<<<<

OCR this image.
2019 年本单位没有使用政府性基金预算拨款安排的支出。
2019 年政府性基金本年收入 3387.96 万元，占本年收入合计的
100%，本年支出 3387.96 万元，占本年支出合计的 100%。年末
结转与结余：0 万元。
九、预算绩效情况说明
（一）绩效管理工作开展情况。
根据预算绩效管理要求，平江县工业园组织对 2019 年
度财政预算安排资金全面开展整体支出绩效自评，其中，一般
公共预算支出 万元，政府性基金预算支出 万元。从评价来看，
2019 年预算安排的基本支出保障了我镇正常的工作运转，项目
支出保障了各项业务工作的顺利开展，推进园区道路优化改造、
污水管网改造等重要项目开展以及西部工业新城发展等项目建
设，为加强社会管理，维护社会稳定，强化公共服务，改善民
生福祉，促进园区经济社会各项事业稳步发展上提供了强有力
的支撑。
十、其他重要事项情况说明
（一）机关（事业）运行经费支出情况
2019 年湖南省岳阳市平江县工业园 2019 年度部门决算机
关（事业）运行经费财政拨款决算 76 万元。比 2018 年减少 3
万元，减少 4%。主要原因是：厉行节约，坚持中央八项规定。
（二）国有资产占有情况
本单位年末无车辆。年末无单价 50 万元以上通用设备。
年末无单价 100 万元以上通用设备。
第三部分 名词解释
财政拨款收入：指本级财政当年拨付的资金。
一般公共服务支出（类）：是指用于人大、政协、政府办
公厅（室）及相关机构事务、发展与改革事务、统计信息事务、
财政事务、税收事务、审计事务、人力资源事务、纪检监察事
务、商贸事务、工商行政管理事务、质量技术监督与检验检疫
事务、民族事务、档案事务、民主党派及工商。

>>>>
<<<<

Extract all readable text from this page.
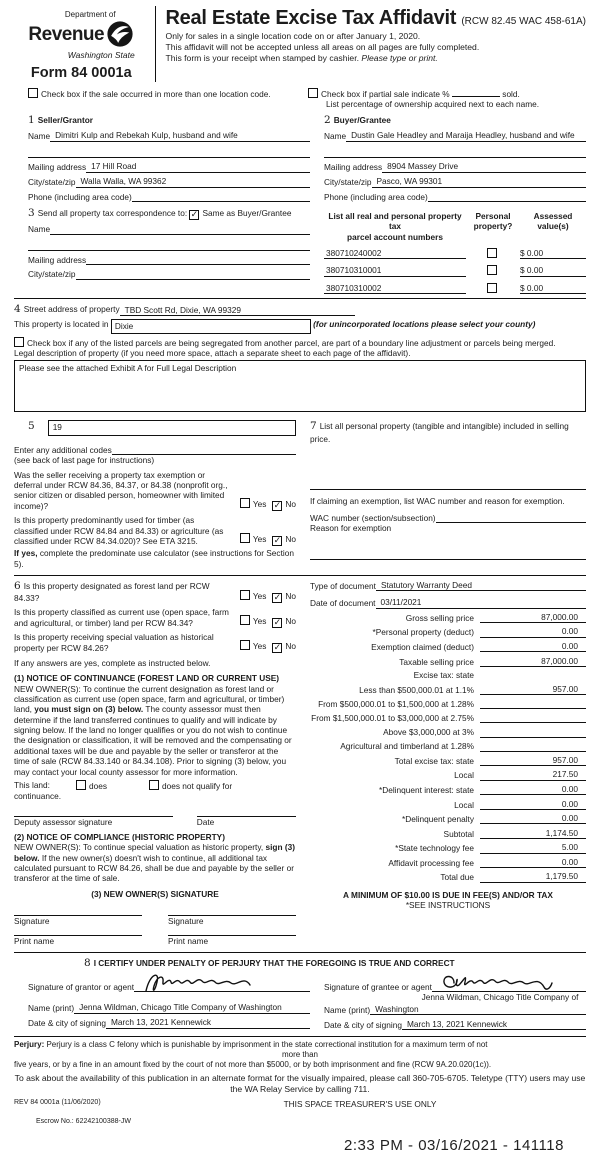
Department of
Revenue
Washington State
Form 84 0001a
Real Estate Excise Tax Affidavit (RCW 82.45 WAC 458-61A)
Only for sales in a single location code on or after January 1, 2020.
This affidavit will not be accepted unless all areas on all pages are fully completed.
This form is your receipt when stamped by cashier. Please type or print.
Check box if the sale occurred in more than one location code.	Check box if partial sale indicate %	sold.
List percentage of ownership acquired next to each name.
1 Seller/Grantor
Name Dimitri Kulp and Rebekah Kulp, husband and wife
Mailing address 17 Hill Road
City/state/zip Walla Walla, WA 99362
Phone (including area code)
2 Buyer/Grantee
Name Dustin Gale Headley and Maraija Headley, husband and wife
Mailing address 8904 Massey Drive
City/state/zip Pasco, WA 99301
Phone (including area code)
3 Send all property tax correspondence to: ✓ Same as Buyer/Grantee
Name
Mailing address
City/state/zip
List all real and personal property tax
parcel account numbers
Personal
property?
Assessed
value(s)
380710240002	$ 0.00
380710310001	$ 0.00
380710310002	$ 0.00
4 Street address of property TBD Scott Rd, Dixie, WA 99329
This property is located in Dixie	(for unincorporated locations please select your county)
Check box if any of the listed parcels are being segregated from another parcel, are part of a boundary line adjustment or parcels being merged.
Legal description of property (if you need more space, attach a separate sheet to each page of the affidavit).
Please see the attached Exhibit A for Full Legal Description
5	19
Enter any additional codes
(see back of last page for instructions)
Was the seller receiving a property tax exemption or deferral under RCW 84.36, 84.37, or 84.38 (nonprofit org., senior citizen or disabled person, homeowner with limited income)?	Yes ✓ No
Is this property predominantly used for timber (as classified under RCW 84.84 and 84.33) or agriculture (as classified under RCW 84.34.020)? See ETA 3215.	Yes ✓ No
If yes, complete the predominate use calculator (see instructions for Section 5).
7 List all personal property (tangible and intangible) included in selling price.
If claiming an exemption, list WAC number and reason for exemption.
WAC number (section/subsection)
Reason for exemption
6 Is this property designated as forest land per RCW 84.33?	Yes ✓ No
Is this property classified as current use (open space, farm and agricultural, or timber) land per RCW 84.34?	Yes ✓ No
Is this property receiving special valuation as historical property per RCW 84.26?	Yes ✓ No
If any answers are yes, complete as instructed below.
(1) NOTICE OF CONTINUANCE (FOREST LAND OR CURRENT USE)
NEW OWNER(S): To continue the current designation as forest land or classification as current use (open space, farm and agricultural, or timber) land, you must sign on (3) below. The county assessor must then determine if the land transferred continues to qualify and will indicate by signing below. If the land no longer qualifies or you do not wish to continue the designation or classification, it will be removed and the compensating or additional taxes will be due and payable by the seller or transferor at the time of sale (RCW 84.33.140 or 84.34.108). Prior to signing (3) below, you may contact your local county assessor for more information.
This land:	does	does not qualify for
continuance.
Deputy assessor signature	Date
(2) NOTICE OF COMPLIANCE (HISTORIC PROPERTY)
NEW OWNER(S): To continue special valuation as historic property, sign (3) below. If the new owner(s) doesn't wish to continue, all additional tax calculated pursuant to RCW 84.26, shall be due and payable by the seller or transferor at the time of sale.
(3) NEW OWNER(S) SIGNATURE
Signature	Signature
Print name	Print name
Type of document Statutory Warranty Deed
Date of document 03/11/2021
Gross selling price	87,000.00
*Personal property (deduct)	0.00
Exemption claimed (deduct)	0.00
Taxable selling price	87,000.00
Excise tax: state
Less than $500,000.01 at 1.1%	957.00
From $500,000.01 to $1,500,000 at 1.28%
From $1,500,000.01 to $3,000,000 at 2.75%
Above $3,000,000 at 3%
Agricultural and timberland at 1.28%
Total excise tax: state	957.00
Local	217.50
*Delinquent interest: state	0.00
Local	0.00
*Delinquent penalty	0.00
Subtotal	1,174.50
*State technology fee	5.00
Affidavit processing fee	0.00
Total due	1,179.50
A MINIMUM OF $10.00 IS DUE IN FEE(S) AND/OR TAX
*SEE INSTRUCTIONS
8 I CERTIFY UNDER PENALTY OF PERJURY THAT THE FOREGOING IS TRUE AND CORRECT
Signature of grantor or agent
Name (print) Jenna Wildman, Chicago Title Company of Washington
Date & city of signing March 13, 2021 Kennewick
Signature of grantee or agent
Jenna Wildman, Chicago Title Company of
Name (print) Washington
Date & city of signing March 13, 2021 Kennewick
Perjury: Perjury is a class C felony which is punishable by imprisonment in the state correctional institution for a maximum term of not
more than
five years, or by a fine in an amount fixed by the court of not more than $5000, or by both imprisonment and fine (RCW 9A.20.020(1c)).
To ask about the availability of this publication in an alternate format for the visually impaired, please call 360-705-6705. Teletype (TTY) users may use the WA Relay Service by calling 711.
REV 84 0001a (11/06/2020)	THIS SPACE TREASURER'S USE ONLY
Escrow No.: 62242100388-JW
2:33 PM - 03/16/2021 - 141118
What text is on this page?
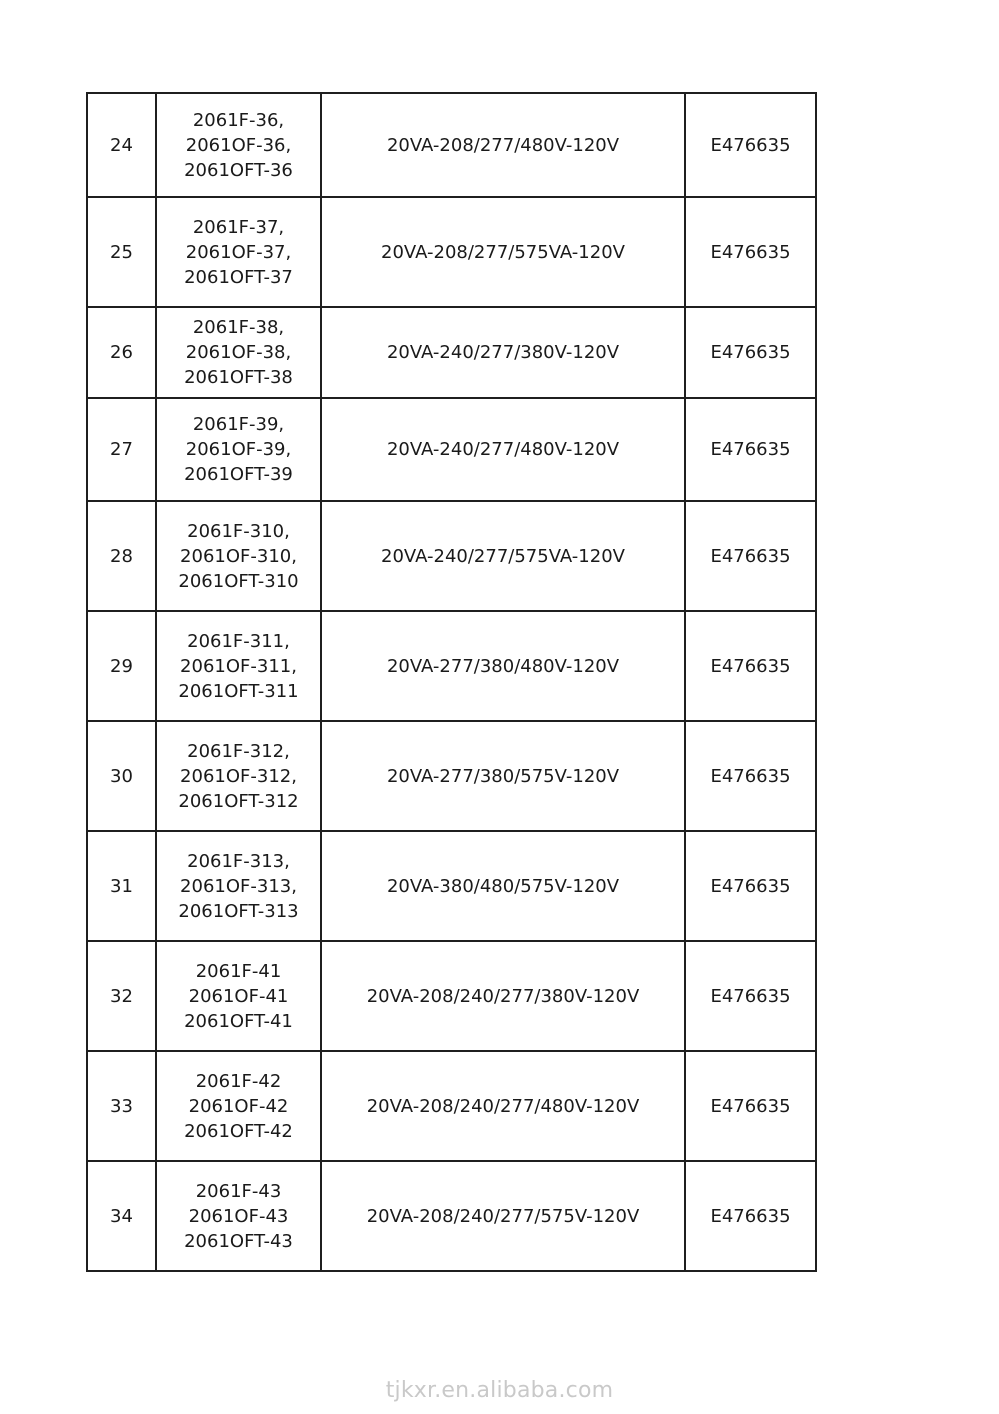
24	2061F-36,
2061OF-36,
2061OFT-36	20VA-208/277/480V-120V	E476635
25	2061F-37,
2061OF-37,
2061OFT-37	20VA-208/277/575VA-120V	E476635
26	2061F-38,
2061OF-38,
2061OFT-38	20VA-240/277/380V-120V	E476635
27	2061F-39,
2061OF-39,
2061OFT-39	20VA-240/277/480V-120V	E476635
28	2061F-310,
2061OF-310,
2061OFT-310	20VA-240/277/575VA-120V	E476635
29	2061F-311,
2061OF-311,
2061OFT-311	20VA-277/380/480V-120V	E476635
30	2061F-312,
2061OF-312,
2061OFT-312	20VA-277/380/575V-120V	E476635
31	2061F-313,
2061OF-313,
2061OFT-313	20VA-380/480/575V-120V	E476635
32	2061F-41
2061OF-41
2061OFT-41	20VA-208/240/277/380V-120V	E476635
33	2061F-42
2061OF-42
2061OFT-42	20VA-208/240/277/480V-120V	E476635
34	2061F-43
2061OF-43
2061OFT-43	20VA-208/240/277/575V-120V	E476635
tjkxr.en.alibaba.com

>>>>

Aim:
In the entries above, identify every line with the word "your". Copy those lines.

Worked solution:
This form is your receipt when stamped by cashier. Please type or print.
This property is located in Dixie	(for unincorporated locations please select your county)
NEW OWNER(S): To continue the current designation as forest land or classification as current use (open space, farm and agricultural, or timber) land, you must sign on (3) below. The county assessor must then determine if the land transferred continues to qualify and will indicate by signing below. If the land no longer qualifies or you do not wish to continue the designation or classification, it will be removed and the compensating or additional taxes will be due and payable by the seller or transferor at the time of sale (RCW 84.33.140 or 84.34.108). Prior to signing (3) below, you may contact your local county assessor for more information.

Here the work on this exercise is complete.